SHORT EXERCISE
From the records below, copy every line that contains the word "this".

DATASET EXTRACT

════════

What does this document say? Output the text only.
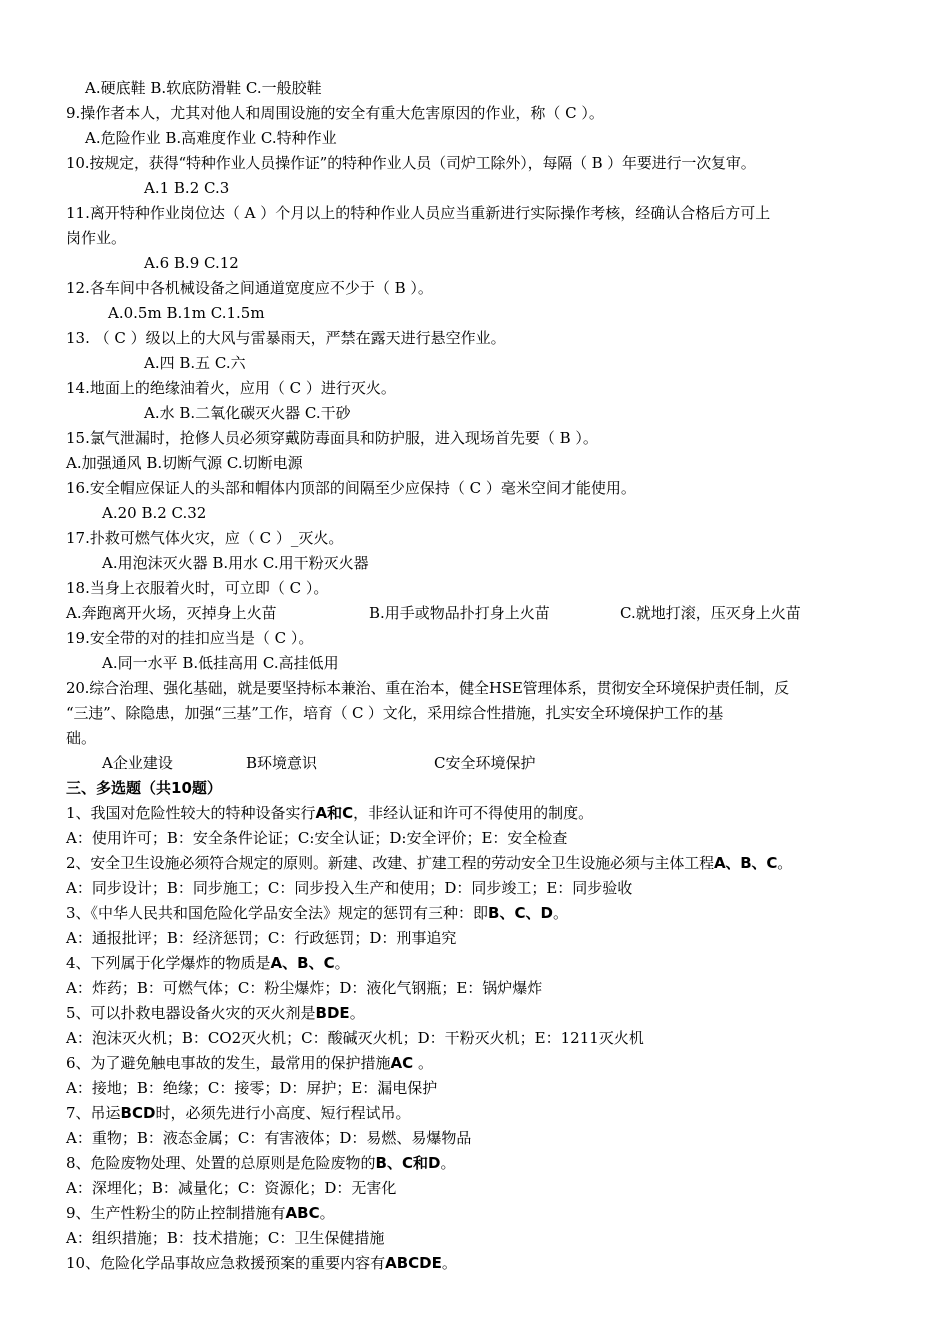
A.硬底鞋 B.软底防滑鞋 C.一般胶鞋
9.操作者本人，尤其对他人和周围设施的安全有重大危害原因的作业，称（ C ）。
A.危险作业 B.高难度作业 C.特种作业
10.按规定，获得“特种作业人员操作证”的特种作业人员（司炉工除外），每隔（ B ）年要进行一次复审。
A.1 B.2 C.3
11.离开特种作业岗位达（ A ）个月以上的特种作业人员应当重新进行实际操作考核，经确认合格后方可上
岗作业。
A.6 B.9 C.12
12.各车间中各机械设备之间通道宽度应不少于（ B ）。
A.0.5m B.1m C.1.5m
13. （ C ）级以上的大风与雷暴雨天，严禁在露天进行悬空作业。
A.四 B.五 C.六
14.地面上的绝缘油着火，应用（ C ）进行灭火。
A.水 B.二氧化碳灭火器 C.干砂
15.氯气泄漏时，抢修人员必须穿戴防毒面具和防护服，进入现场首先要（ B ）。
A.加强通风 B.切断气源 C.切断电源
16.安全帽应保证人的头部和帽体内顶部的间隔至少应保持（ C ）毫米空间才能使用。
A.20 B.2 C.32
17.扑救可燃气体火灾，应（ C ）_灭火。
A.用泡沫灭火器 B.用水 C.用干粉灭火器
18.当身上衣服着火时，可立即（ C ）。
A.奔跑离开火场，灭掉身上火苗	B.用手或物品扑打身上火苗	C.就地打滚，压灭身上火苗
19.安全带的对的挂扣应当是（ C ）。
A.同一水平 B.低挂高用 C.高挂低用
20.综合治理、强化基础，就是要坚持标本兼治、重在治本，健全HSE管理体系，贯彻安全环境保护责任制，反
“三违”、除隐患，加强“三基”工作，培育（ C ）文化，采用综合性措施，扎实安全环境保护工作的基
础。
A企业建设	B环境意识	C安全环境保护
三、多选题（共10题）
1、我国对危险性较大的特种设备实行A和C，非经认证和许可不得使用的制度。
A：使用许可；B：安全条件论证；C:安全认证；D:安全评价；E：安全检查
2、安全卫生设施必须符合规定的原则。新建、改建、扩建工程的劳动安全卫生设施必须与主体工程A、B、C。
A：同步设计；B：同步施工；C：同步投入生产和使用；D：同步竣工；E：同步验收
3、《中华人民共和国危险化学品安全法》规定的惩罚有三种：即B、C、D。
A：通报批评；B：经济惩罚；C：行政惩罚；D：刑事追究
4、下列属于化学爆炸的物质是A、B、C。
A：炸药；B：可燃气体；C：粉尘爆炸；D：液化气钢瓶；E：锅炉爆炸
5、可以扑救电器设备火灾的灭火剂是BDE。
A：泡沫灭火机；B：CO2灭火机；C：酸碱灭火机；D：干粉灭火机；E：1211灭火机
6、为了避免触电事故的发生，最常用的保护措施AC 。
A：接地；B：绝缘；C：接零；D：屏护；E：漏电保护
7、吊运BCD时，必须先进行小高度、短行程试吊。
A：重物；B：液态金属；C：有害液体；D：易燃、易爆物品
8、危险废物处理、处置的总原则是危险废物的B、C和D。
A：深埋化；B：减量化；C：资源化；D：无害化
9、生产性粉尘的防止控制措施有ABC。
A：组织措施；B：技术措施；C：卫生保健措施
10、危险化学品事故应急救援预案的重要内容有ABCDE。
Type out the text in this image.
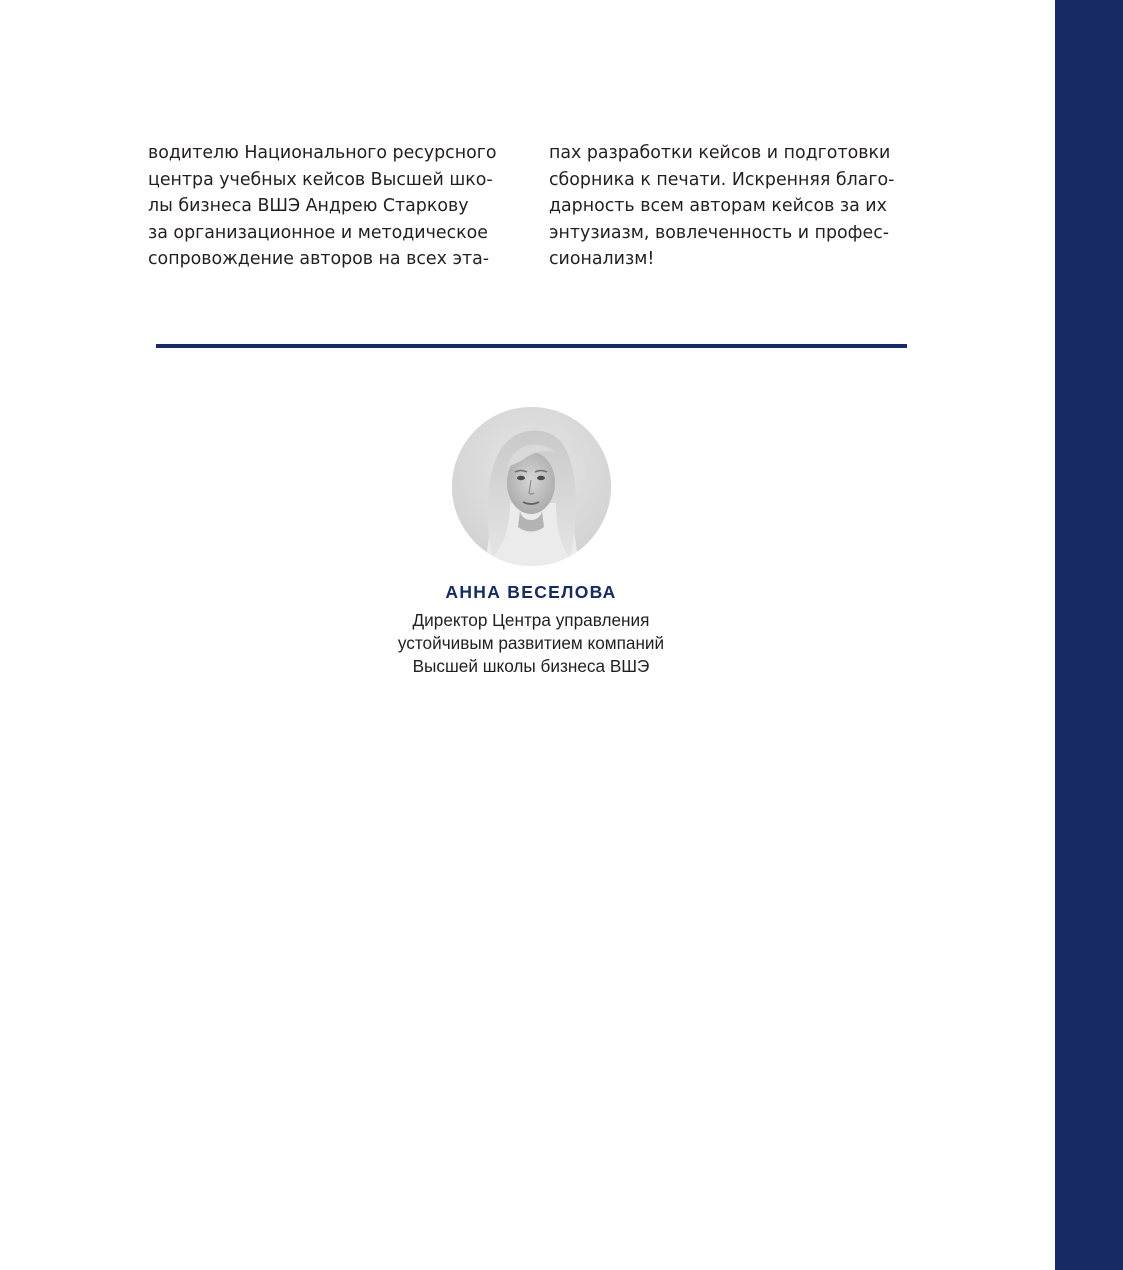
водителю Национального ресурсного
центра учебных кейсов Высшей шко-
лы бизнеса ВШЭ Андрею Старкову
за организационное и методическое
сопровождение авторов на всех эта-
пах разработки кейсов и подготовки
сборника к печати. Искренняя благо-
дарность всем авторам кейсов за их
энтузиазм, вовлеченность и профес-
сионализм!
АННА ВЕСЕЛОВА
Директор Центра управления
устойчивым развитием компаний
Высшей школы бизнеса ВШЭ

════════

FULL OUTPUT
What does this document say? Output the text only.
Type out the text in this image.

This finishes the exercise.